Below are records to repeat exactly. Omit the pictures from the copy.

────────────────

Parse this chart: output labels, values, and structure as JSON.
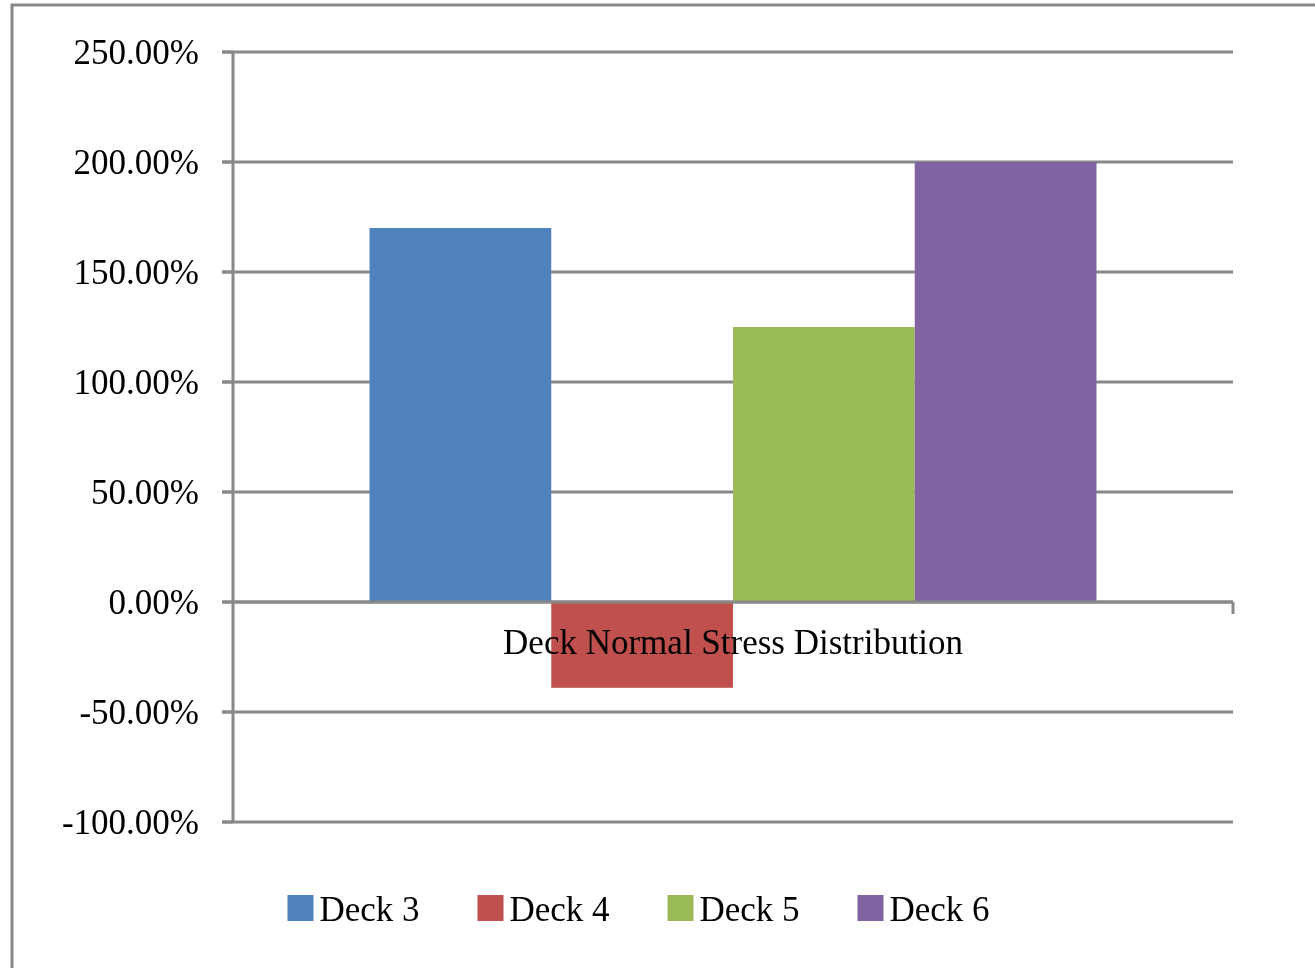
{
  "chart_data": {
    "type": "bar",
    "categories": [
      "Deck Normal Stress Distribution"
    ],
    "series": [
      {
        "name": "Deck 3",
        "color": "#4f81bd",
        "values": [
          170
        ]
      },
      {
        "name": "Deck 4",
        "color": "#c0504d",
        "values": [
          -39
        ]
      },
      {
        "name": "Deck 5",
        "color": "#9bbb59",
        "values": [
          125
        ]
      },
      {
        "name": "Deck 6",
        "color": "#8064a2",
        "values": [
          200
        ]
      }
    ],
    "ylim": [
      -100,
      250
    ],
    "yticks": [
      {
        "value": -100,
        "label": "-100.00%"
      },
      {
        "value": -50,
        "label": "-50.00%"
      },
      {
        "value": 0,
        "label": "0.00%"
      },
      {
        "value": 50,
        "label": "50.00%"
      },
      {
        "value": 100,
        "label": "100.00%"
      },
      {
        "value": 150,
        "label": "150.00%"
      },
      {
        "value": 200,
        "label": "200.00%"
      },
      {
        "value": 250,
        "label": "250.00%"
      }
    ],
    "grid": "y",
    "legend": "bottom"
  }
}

────────────────

• [Written answer]
Parse this chart: output labels, values, and structure as JSON.
{
  "chart_data": {
    "type": "bar",
    "categories": [
      "Deck Normal Stress Distribution"
    ],
    "series": [
      {
        "name": "Deck 3",
        "color": "#4f81bd",
        "values": [
          170
        ]
      },
      {
        "name": "Deck 4",
        "color": "#c0504d",
        "values": [
          -39
        ]
      },
      {
        "name": "Deck 5",
        "color": "#9bbb59",
        "values": [
          125
        ]
      },
      {
        "name": "Deck 6",
        "color": "#8064a2",
        "values": [
          200
        ]
      }
    ],
    "ylim": [
      -100,
      250
    ],
    "yticks": [
      {
        "value": -100,
        "label": "-100.00%"
      },
      {
        "value": -50,
        "label": "-50.00%"
      },
      {
        "value": 0,
        "label": "0.00%"
      },
      {
        "value": 50,
        "label": "50.00%"
      },
      {
        "value": 100,
        "label": "100.00%"
      },
      {
        "value": 150,
        "label": "150.00%"
      },
      {
        "value": 200,
        "label": "200.00%"
      },
      {
        "value": 250,
        "label": "250.00%"
      }
    ],
    "grid": "y",
    "legend": "bottom"
  }
}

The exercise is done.